— The problem —
The lines to copy are those with "that" in them. Pull each one from the entries below.

— Available data —
Start of Block
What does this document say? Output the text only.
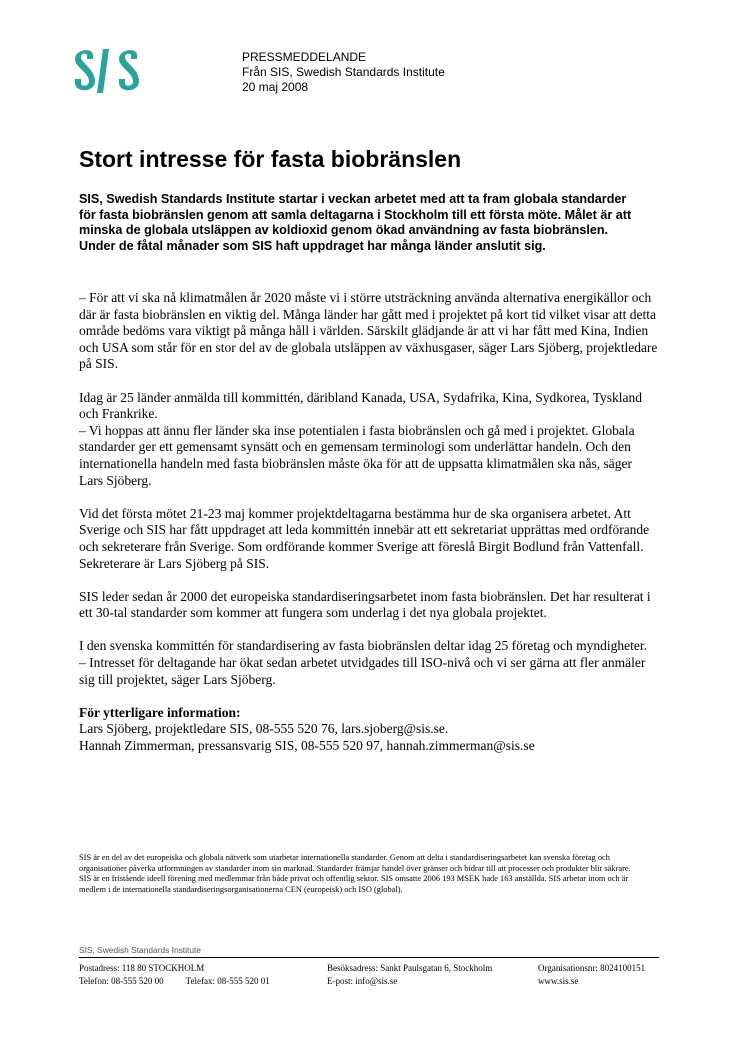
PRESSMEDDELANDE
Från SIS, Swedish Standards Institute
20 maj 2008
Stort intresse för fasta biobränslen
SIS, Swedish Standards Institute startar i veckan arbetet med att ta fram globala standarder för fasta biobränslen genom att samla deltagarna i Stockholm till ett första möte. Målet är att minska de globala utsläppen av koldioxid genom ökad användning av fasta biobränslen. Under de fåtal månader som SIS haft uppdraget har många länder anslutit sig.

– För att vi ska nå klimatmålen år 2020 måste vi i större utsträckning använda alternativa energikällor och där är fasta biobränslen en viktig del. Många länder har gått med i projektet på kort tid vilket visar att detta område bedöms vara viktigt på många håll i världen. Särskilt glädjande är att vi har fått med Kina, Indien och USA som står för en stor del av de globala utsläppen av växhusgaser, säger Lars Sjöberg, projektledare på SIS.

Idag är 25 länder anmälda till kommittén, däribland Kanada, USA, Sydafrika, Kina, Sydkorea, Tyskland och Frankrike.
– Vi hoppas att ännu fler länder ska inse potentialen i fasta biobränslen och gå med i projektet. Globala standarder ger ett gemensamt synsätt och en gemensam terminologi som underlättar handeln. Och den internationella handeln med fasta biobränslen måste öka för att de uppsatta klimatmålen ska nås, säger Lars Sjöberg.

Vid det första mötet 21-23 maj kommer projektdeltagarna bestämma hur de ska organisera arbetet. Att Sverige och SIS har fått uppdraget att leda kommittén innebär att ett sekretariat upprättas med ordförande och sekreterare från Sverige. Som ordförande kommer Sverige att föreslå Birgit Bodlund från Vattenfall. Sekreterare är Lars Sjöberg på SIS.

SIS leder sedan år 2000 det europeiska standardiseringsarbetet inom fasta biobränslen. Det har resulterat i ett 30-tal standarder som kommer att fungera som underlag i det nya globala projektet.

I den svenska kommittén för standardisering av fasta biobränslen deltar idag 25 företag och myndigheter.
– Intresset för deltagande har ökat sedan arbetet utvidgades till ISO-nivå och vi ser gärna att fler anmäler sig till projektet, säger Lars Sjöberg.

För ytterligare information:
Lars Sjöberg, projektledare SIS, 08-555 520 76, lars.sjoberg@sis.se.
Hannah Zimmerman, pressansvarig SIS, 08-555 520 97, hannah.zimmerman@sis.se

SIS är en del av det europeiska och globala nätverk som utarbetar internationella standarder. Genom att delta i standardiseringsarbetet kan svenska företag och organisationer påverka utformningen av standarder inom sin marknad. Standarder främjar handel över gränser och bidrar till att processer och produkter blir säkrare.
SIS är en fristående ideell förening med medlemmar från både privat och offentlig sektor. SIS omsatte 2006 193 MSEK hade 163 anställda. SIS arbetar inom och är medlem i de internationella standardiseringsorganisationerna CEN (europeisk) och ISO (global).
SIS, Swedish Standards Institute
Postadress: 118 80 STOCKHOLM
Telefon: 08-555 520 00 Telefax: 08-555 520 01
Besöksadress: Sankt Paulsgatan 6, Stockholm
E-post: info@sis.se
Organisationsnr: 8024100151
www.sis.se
End of Block
Start of Block
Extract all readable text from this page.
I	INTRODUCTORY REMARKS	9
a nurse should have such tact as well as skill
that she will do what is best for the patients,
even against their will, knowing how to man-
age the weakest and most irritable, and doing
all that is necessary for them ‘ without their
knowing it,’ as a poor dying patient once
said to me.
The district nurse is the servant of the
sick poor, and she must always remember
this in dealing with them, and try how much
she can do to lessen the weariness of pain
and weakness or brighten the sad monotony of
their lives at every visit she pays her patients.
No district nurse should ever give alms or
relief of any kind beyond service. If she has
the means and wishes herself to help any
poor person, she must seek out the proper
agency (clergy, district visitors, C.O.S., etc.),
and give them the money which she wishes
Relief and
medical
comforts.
End of Block
— Answer —
that she will do what is best for the patients,
all that is necessary for them ‘ without their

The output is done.